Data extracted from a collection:

--- Start ---

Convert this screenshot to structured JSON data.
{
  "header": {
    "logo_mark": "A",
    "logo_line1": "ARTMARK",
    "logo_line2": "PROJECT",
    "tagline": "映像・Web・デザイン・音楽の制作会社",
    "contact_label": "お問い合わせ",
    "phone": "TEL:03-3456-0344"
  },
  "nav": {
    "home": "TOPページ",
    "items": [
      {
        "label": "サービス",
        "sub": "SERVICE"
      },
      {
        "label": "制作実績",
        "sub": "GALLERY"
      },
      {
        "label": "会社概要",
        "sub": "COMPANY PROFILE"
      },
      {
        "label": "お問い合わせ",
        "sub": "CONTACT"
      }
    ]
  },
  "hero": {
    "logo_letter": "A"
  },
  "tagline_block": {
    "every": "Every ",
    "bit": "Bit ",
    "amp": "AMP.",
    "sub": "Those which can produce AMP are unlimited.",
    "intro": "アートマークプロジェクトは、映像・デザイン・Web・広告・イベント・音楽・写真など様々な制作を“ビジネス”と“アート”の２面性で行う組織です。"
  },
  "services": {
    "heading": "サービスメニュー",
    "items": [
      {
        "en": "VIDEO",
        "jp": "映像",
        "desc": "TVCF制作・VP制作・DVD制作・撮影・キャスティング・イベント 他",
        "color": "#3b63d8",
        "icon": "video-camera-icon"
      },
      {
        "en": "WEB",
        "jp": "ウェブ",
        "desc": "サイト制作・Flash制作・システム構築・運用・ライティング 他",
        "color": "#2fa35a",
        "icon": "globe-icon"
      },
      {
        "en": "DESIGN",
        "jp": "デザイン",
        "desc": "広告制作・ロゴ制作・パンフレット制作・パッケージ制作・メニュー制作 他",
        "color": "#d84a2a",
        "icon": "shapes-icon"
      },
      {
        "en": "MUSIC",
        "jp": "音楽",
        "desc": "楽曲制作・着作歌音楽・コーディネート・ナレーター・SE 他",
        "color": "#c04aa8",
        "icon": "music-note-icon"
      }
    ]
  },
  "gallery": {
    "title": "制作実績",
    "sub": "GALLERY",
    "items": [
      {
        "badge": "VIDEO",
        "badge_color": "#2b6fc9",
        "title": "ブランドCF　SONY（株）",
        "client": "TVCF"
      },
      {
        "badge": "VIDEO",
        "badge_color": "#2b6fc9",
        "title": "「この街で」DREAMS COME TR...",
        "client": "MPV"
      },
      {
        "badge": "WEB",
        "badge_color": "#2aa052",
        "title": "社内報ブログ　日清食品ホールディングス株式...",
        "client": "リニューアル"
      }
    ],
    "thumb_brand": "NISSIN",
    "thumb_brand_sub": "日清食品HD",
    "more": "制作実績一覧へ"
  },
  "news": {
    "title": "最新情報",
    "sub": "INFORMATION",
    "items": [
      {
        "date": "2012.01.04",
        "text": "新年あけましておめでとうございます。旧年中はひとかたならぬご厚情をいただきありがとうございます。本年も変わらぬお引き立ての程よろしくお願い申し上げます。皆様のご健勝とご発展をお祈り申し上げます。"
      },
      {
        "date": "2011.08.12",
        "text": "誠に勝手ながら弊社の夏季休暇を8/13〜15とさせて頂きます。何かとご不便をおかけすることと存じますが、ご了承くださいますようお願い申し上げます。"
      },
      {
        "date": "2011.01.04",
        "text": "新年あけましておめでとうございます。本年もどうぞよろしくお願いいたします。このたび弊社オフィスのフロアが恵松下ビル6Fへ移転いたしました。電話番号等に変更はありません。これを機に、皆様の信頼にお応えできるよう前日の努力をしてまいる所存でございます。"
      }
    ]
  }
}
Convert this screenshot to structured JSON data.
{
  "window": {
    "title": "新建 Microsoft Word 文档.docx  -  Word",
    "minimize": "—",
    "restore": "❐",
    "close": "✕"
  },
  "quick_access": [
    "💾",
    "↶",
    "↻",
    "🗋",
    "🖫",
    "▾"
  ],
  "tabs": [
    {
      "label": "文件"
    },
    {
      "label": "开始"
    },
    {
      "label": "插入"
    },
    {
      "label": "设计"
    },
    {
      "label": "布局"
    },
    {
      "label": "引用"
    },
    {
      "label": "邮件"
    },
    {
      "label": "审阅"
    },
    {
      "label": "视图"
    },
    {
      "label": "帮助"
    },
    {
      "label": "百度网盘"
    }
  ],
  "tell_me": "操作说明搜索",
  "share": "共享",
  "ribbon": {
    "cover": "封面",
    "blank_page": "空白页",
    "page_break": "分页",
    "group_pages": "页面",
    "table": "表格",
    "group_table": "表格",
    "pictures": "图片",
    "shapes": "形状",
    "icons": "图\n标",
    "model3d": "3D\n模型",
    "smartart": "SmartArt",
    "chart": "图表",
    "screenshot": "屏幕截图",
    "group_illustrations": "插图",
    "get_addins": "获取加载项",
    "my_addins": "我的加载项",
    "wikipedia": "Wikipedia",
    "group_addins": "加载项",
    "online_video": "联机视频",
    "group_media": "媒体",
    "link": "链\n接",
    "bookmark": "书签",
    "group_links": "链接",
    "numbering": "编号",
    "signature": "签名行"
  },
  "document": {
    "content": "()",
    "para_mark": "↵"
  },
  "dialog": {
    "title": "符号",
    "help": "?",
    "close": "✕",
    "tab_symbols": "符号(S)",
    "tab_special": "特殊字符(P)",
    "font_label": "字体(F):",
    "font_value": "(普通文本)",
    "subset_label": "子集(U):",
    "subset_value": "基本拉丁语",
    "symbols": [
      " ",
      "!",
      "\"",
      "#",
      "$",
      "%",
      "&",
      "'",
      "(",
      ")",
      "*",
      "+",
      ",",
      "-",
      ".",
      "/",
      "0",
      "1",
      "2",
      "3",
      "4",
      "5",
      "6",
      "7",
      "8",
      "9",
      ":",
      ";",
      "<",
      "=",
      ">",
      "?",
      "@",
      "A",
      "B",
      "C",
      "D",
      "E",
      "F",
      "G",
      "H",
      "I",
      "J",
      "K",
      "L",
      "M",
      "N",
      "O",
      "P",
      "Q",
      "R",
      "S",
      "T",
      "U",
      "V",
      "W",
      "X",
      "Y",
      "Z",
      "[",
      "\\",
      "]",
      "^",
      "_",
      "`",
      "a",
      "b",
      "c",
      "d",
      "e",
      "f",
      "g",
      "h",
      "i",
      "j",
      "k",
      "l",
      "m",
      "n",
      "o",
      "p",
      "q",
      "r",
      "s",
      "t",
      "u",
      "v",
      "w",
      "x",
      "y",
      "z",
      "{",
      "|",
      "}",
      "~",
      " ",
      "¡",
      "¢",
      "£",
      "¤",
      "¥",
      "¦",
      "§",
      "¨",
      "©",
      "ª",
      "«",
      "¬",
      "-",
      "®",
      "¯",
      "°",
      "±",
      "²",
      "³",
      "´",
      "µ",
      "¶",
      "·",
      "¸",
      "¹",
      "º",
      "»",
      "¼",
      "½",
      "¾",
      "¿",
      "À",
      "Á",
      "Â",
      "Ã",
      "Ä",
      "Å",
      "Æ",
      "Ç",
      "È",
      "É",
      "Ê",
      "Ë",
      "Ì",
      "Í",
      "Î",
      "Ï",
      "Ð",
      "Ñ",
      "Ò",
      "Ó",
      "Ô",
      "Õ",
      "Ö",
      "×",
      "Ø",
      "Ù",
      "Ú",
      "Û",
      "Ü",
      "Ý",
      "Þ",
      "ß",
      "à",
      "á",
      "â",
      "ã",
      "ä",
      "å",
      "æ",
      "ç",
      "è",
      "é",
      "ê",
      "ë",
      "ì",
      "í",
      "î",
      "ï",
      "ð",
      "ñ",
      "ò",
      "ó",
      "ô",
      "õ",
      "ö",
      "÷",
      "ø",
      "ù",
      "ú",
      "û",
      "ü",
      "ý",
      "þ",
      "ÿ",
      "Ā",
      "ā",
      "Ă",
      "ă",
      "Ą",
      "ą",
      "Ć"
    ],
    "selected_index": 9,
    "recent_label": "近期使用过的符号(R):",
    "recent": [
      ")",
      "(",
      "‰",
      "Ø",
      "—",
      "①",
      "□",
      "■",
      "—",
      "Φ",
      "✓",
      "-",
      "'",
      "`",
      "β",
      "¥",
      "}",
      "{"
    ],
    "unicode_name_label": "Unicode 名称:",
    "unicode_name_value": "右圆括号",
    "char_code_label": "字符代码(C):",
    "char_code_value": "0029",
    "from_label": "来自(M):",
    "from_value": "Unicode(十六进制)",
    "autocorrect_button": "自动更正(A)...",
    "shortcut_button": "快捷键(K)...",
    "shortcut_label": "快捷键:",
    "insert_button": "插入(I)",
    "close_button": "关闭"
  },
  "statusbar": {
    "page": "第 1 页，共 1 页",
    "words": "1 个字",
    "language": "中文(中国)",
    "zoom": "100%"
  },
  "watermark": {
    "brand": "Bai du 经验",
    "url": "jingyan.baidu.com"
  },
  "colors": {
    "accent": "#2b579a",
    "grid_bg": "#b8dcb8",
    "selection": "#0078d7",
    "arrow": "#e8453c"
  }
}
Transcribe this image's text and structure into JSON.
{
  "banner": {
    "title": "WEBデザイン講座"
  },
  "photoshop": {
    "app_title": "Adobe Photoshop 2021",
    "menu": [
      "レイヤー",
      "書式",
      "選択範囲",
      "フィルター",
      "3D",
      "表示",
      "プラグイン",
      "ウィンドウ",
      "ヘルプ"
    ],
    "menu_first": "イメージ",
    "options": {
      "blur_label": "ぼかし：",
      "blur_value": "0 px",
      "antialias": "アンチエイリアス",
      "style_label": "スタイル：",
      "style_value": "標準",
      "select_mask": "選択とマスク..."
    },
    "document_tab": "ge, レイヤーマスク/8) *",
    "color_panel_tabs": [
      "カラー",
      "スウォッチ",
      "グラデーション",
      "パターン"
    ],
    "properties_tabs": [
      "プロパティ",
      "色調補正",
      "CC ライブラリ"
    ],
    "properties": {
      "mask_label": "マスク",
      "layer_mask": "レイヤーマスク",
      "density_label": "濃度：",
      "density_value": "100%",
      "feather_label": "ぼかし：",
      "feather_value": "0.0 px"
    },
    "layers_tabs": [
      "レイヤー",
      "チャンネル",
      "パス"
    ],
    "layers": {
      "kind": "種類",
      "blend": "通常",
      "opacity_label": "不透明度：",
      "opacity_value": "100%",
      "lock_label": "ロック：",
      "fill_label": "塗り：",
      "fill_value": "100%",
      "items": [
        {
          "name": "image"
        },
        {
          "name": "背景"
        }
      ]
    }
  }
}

--- End ---

» What you have to do
Beginning with the line that contains "Transcribe this image's", repeat every line through the end of the records and nothing more.

» Output of the exercise
Transcribe this image's text and structure into JSON.
{
  "banner": {
    "title": "WEBデザイン講座"
  },
  "photoshop": {
    "app_title": "Adobe Photoshop 2021",
    "menu": [
      "レイヤー",
      "書式",
      "選択範囲",
      "フィルター",
      "3D",
      "表示",
      "プラグイン",
      "ウィンドウ",
      "ヘルプ"
    ],
    "menu_first": "イメージ",
    "options": {
      "blur_label": "ぼかし：",
      "blur_value": "0 px",
      "antialias": "アンチエイリアス",
      "style_label": "スタイル：",
      "style_value": "標準",
      "select_mask": "選択とマスク..."
    },
    "document_tab": "ge, レイヤーマスク/8) *",
    "color_panel_tabs": [
      "カラー",
      "スウォッチ",
      "グラデーション",
      "パターン"
    ],
    "properties_tabs": [
      "プロパティ",
      "色調補正",
      "CC ライブラリ"
    ],
    "properties": {
      "mask_label": "マスク",
      "layer_mask": "レイヤーマスク",
      "density_label": "濃度：",
      "density_value": "100%",
      "feather_label": "ぼかし：",
      "feather_value": "0.0 px"
    },
    "layers_tabs": [
      "レイヤー",
      "チャンネル",
      "パス"
    ],
    "layers": {
      "kind": "種類",
      "blend": "通常",
      "opacity_label": "不透明度：",
      "opacity_value": "100%",
      "lock_label": "ロック：",
      "fill_label": "塗り：",
      "fill_value": "100%",
      "items": [
        {
          "name": "image"
        },
        {
          "name": "背景"
        }
      ]
    }
  }
}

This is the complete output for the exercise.